> **RECORDED INFORMATION**
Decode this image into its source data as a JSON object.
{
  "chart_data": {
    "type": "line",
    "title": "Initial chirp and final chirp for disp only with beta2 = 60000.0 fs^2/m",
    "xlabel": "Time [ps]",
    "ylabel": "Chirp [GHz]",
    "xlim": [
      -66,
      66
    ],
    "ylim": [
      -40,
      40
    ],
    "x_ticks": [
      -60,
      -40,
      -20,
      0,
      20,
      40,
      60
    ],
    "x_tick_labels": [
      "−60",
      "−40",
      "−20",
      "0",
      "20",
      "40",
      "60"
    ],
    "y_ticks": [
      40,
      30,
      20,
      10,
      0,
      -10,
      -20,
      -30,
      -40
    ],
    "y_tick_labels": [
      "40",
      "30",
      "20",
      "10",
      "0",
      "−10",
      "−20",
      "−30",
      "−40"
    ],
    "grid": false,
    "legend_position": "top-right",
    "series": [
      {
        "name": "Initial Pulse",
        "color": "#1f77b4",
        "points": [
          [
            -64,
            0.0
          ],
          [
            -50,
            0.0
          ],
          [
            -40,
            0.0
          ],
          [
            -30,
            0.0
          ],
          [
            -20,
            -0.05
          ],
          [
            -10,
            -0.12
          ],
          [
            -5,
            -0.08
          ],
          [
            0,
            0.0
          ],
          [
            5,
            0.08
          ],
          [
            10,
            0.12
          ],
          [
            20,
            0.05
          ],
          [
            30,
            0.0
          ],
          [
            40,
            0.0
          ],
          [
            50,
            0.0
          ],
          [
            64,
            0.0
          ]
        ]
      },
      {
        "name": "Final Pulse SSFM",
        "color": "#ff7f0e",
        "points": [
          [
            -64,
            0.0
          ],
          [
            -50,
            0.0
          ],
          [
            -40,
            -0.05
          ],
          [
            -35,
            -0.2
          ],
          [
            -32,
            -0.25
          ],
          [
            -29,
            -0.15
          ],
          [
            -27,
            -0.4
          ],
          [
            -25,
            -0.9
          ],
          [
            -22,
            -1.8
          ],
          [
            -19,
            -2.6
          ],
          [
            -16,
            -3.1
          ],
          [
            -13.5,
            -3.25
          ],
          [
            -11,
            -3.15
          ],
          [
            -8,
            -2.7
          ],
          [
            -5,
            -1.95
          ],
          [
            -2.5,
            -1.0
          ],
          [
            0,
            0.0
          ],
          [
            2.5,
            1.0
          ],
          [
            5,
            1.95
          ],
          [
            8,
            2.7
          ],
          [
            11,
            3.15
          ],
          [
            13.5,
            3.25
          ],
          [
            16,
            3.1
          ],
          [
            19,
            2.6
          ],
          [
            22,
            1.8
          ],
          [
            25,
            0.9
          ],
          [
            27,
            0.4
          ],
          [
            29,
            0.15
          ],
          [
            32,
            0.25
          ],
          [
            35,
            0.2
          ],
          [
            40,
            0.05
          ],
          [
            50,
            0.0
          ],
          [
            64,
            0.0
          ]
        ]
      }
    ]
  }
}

> **TASK TO COMPLETE**
Word for word, write out all of the data above.

> **TASK RESPONSE**
Decode this image into its source data as a JSON object.
{
  "chart_data": {
    "type": "line",
    "title": "Initial chirp and final chirp for disp only with beta2 = 60000.0 fs^2/m",
    "xlabel": "Time [ps]",
    "ylabel": "Chirp [GHz]",
    "xlim": [
      -66,
      66
    ],
    "ylim": [
      -40,
      40
    ],
    "x_ticks": [
      -60,
      -40,
      -20,
      0,
      20,
      40,
      60
    ],
    "x_tick_labels": [
      "−60",
      "−40",
      "−20",
      "0",
      "20",
      "40",
      "60"
    ],
    "y_ticks": [
      40,
      30,
      20,
      10,
      0,
      -10,
      -20,
      -30,
      -40
    ],
    "y_tick_labels": [
      "40",
      "30",
      "20",
      "10",
      "0",
      "−10",
      "−20",
      "−30",
      "−40"
    ],
    "grid": false,
    "legend_position": "top-right",
    "series": [
      {
        "name": "Initial Pulse",
        "color": "#1f77b4",
        "points": [
          [
            -64,
            0.0
          ],
          [
            -50,
            0.0
          ],
          [
            -40,
            0.0
          ],
          [
            -30,
            0.0
          ],
          [
            -20,
            -0.05
          ],
          [
            -10,
            -0.12
          ],
          [
            -5,
            -0.08
          ],
          [
            0,
            0.0
          ],
          [
            5,
            0.08
          ],
          [
            10,
            0.12
          ],
          [
            20,
            0.05
          ],
          [
            30,
            0.0
          ],
          [
            40,
            0.0
          ],
          [
            50,
            0.0
          ],
          [
            64,
            0.0
          ]
        ]
      },
      {
        "name": "Final Pulse SSFM",
        "color": "#ff7f0e",
        "points": [
          [
            -64,
            0.0
          ],
          [
            -50,
            0.0
          ],
          [
            -40,
            -0.05
          ],
          [
            -35,
            -0.2
          ],
          [
            -32,
            -0.25
          ],
          [
            -29,
            -0.15
          ],
          [
            -27,
            -0.4
          ],
          [
            -25,
            -0.9
          ],
          [
            -22,
            -1.8
          ],
          [
            -19,
            -2.6
          ],
          [
            -16,
            -3.1
          ],
          [
            -13.5,
            -3.25
          ],
          [
            -11,
            -3.15
          ],
          [
            -8,
            -2.7
          ],
          [
            -5,
            -1.95
          ],
          [
            -2.5,
            -1.0
          ],
          [
            0,
            0.0
          ],
          [
            2.5,
            1.0
          ],
          [
            5,
            1.95
          ],
          [
            8,
            2.7
          ],
          [
            11,
            3.15
          ],
          [
            13.5,
            3.25
          ],
          [
            16,
            3.1
          ],
          [
            19,
            2.6
          ],
          [
            22,
            1.8
          ],
          [
            25,
            0.9
          ],
          [
            27,
            0.4
          ],
          [
            29,
            0.15
          ],
          [
            32,
            0.25
          ],
          [
            35,
            0.2
          ],
          [
            40,
            0.05
          ],
          [
            50,
            0.0
          ],
          [
            64,
            0.0
          ]
        ]
      }
    ]
  }
}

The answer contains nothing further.